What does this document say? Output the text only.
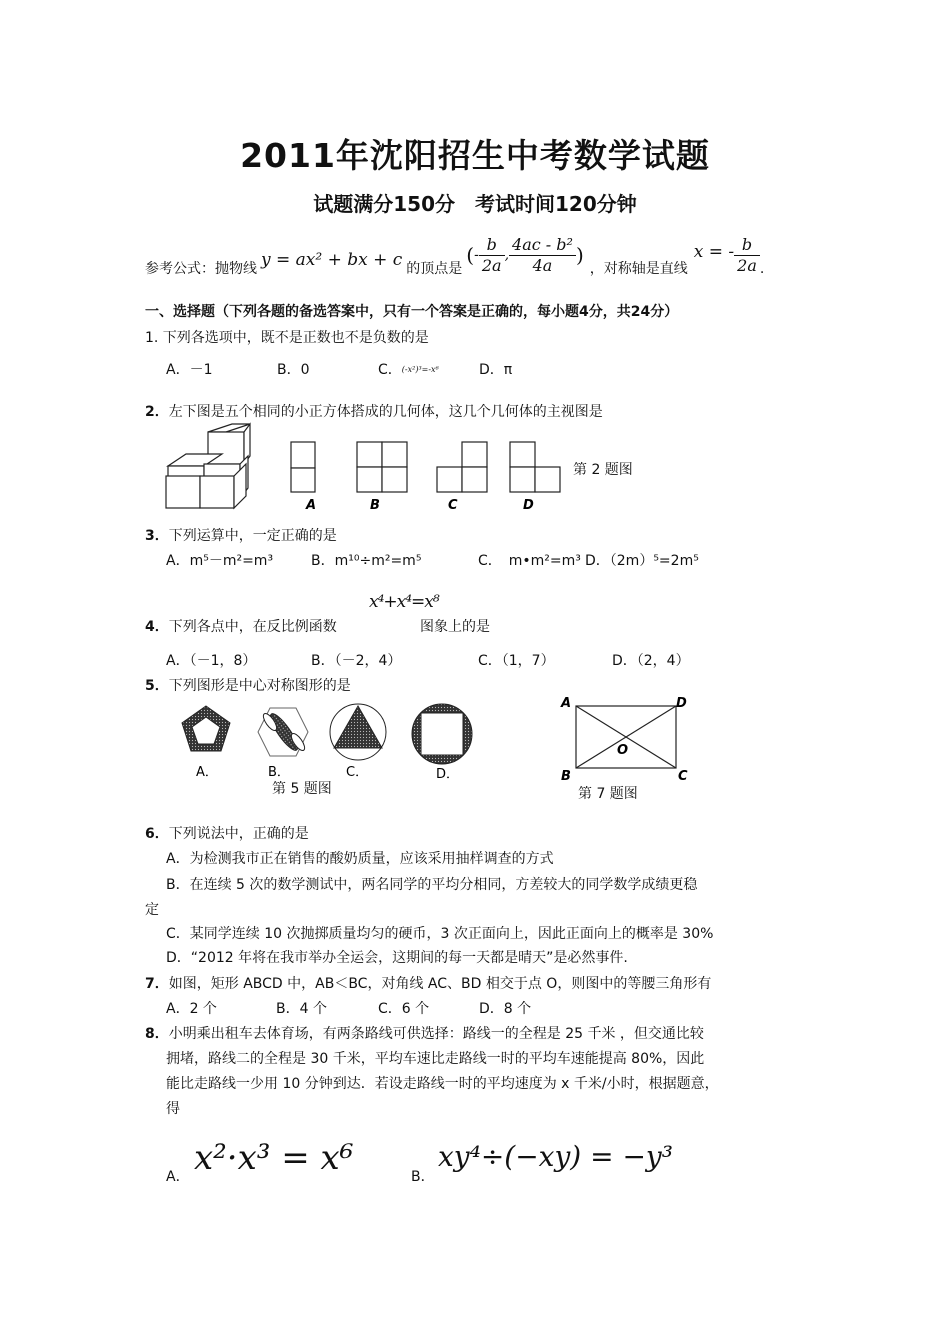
2011年沈阳招生中考数学试题
试题满分150分　考试时间120分钟
参考公式：抛物线 y = ax² + bx + c 的顶点是
( - $\frac{b}{2a}$ , $\frac{\text{4ac - b²}}{4a}$ )
，对称轴是直线
x = - $\frac{b}{2a}$ .
一、选择题（下列各题的备选答案中，只有一个答案是正确的，每小题4分，共24分）
1. 下列各选项中，既不是正数也不是负数的是
A．－1	B．0	C．$^{(-x^2)^3=-x^6}$	D．π
2．左下图是五个相同的小正方体搭成的几何体，这几个几何体的主视图是
A	B	C	D
第 2 题图
3．下列运算中，一定正确的是
A．m⁵－m²=m³	B．m¹⁰÷m²=m⁵	C．　m•m²=m³ D．（2m）⁵=2m⁵
4．下列各点中，在反比例函数
x⁴+x⁴=x⁸
图象上的是
A．（－1，8）	B．（－2，4）	C．（1，7）	D．（2，4）
5．下列图形是中心对称图形的是
A．	B．	C．	D．
第 5 题图
A	D
B	C
O
第 7 题图
6．下列说法中，正确的是
A．为检测我市正在销售的酸奶质量，应该采用抽样调查的方式
B．在连续 5 次的数学测试中，两名同学的平均分相同，方差较大的同学数学成绩更稳
定
C．某同学连续 10 次抛掷质量均匀的硬币，3 次正面向上，因此正面向上的概率是 30%
D．“2012 年将在我市举办全运会，这期间的每一天都是晴天”是必然事件.
7．如图，矩形 ABCD 中，AB＜BC，对角线 AC、BD 相交于点 O，则图中的等腰三角形有
A．2 个	B．4 个	C．6 个	D．8 个
8．小明乘出租车去体育场，有两条路线可供选择：路线一的全程是 25 千米 ，但交通比较
拥堵，路线二的全程是 30 千米，平均车速比走路线一时的平均车速能提高 80%，因此
能比走路线一少用 10 分钟到达．若设走路线一时的平均速度为 x 千米/小时，根据题意，
得
A． x²·x³ = x⁶	B．
xy⁴÷(−xy) = −y³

___

» EXERCISE DESCRIPTION:
Output an exact copy of the material, with the pictures removed.

» WRITTEN ANSWER:
What does this document say? Output the text only.
2011年沈阳招生中考数学试题
试题满分150分　考试时间120分钟
参考公式：抛物线 y = ax² + bx + c 的顶点是
( - $\frac{b}{2a}$ , $\frac{\text{4ac - b²}}{4a}$ )
，对称轴是直线
x = - $\frac{b}{2a}$ .
一、选择题（下列各题的备选答案中，只有一个答案是正确的，每小题4分，共24分）
1. 下列各选项中，既不是正数也不是负数的是
A．－1	B．0	C．$^{(-x^2)^3=-x^6}$	D．π
2．左下图是五个相同的小正方体搭成的几何体，这几个几何体的主视图是
A	B	C	D
第 2 题图
3．下列运算中，一定正确的是
A．m⁵－m²=m³	B．m¹⁰÷m²=m⁵	C．　m•m²=m³ D．（2m）⁵=2m⁵
4．下列各点中，在反比例函数
x⁴+x⁴=x⁸
图象上的是
A．（－1，8）	B．（－2，4）	C．（1，7）	D．（2，4）
5．下列图形是中心对称图形的是
A．	B．	C．	D．
第 5 题图
A	D
B	C
O
第 7 题图
6．下列说法中，正确的是
A．为检测我市正在销售的酸奶质量，应该采用抽样调查的方式
B．在连续 5 次的数学测试中，两名同学的平均分相同，方差较大的同学数学成绩更稳
定
C．某同学连续 10 次抛掷质量均匀的硬币，3 次正面向上，因此正面向上的概率是 30%
D．“2012 年将在我市举办全运会，这期间的每一天都是晴天”是必然事件.
7．如图，矩形 ABCD 中，AB＜BC，对角线 AC、BD 相交于点 O，则图中的等腰三角形有
A．2 个	B．4 个	C．6 个	D．8 个
8．小明乘出租车去体育场，有两条路线可供选择：路线一的全程是 25 千米 ，但交通比较
拥堵，路线二的全程是 30 千米，平均车速比走路线一时的平均车速能提高 80%，因此
能比走路线一少用 10 分钟到达．若设走路线一时的平均速度为 x 千米/小时，根据题意，
得
A． x²·x³ = x⁶	B．
xy⁴÷(−xy) = −y³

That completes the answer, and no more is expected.